• **WRITTEN PROBLEM**: Among the following entries, count the lines that contain "base" and report only the result.
+++ STORED DATA +++
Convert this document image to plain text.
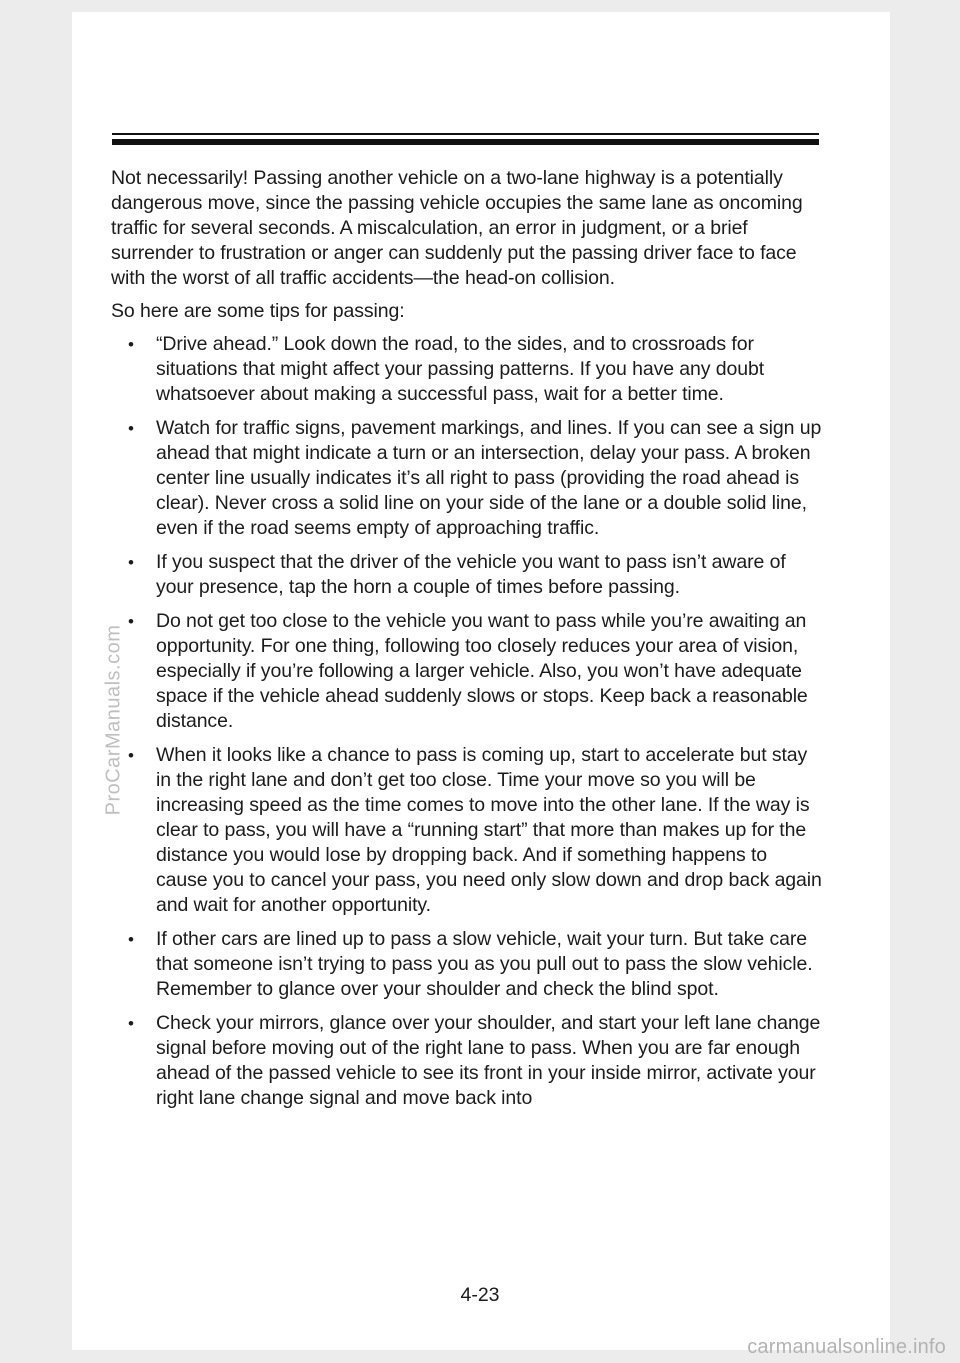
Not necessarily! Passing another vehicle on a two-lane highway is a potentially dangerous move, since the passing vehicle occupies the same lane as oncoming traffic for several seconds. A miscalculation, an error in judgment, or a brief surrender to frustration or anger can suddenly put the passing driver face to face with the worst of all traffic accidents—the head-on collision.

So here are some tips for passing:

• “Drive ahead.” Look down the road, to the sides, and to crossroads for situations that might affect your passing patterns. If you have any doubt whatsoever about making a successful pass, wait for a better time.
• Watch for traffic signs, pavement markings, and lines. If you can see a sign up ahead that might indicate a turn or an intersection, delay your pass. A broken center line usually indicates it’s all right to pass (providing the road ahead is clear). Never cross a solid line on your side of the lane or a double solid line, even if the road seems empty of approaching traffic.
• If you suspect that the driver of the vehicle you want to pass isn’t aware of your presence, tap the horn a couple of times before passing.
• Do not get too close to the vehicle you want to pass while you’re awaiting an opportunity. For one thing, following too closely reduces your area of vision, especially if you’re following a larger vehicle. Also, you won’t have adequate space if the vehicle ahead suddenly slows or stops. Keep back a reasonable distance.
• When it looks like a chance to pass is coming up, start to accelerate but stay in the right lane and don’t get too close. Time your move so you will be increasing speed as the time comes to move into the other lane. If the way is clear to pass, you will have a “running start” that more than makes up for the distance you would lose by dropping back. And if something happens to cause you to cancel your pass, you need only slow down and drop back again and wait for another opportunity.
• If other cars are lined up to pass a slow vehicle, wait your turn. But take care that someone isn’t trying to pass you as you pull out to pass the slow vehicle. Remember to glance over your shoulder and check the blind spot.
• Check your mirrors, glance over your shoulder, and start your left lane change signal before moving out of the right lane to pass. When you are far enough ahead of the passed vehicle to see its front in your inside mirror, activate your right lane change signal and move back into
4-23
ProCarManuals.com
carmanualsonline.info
+++
+++ STORED DATA +++
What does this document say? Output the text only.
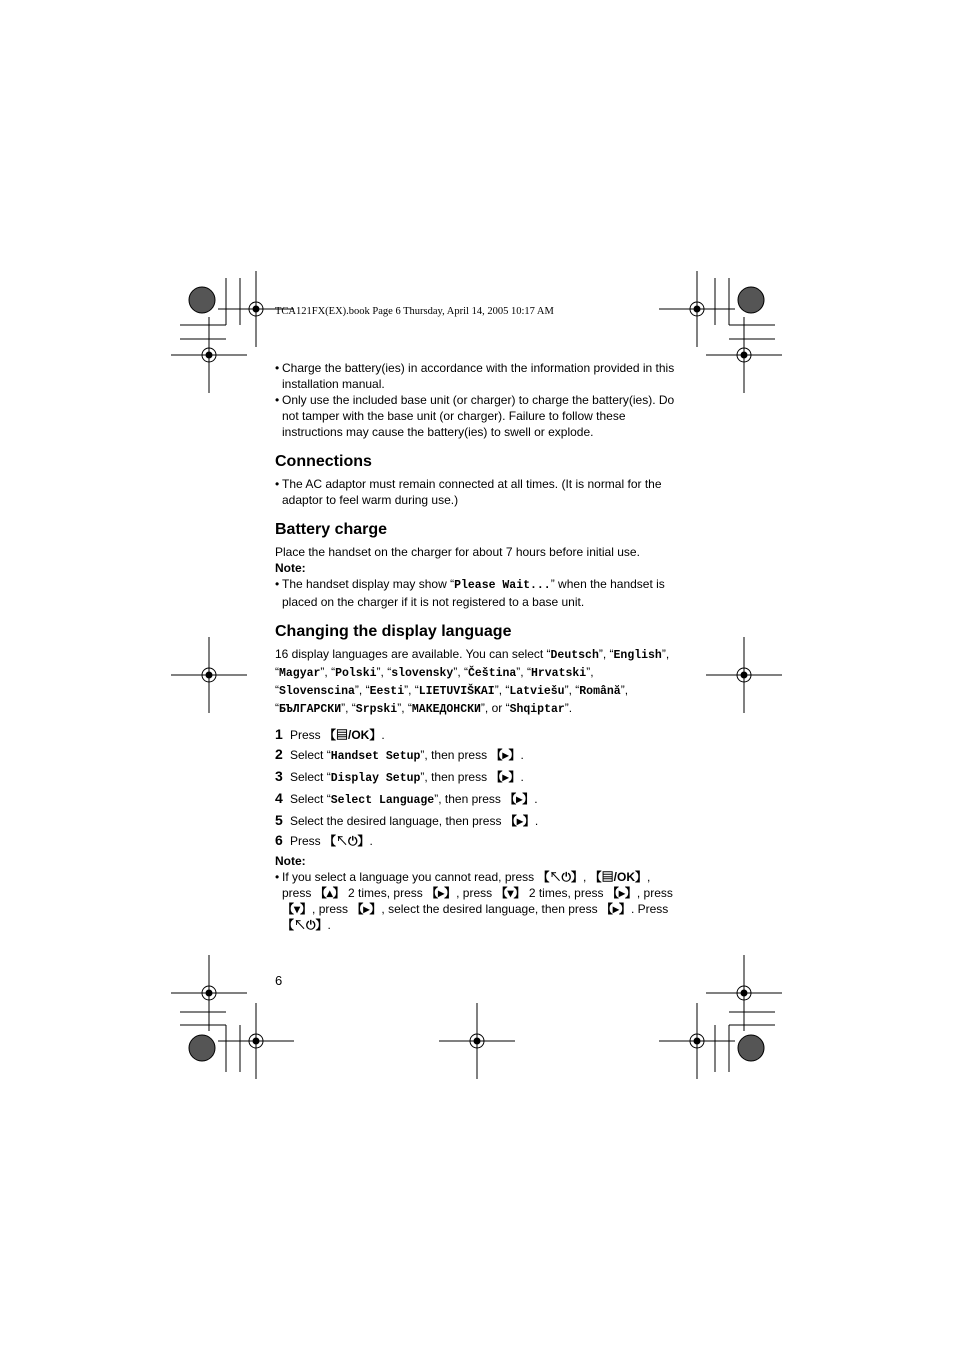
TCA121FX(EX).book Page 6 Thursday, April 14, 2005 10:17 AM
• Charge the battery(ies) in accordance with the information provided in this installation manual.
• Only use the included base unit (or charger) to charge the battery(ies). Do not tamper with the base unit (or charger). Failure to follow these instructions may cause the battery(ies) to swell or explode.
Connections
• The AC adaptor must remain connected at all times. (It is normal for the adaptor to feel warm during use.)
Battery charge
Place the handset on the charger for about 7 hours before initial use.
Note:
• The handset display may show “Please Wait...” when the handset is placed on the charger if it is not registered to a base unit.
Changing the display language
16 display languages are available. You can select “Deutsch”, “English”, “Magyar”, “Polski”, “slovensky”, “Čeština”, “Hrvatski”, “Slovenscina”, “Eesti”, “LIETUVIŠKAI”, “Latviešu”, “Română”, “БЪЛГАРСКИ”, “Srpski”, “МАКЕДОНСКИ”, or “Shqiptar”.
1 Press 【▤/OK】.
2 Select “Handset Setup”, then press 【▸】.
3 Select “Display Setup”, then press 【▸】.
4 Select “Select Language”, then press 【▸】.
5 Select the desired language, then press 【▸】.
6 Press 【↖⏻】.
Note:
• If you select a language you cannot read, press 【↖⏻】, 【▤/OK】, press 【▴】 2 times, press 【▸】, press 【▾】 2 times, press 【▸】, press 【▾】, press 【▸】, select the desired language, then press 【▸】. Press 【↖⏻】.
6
+++
• **OUTPUT BELOW**: 2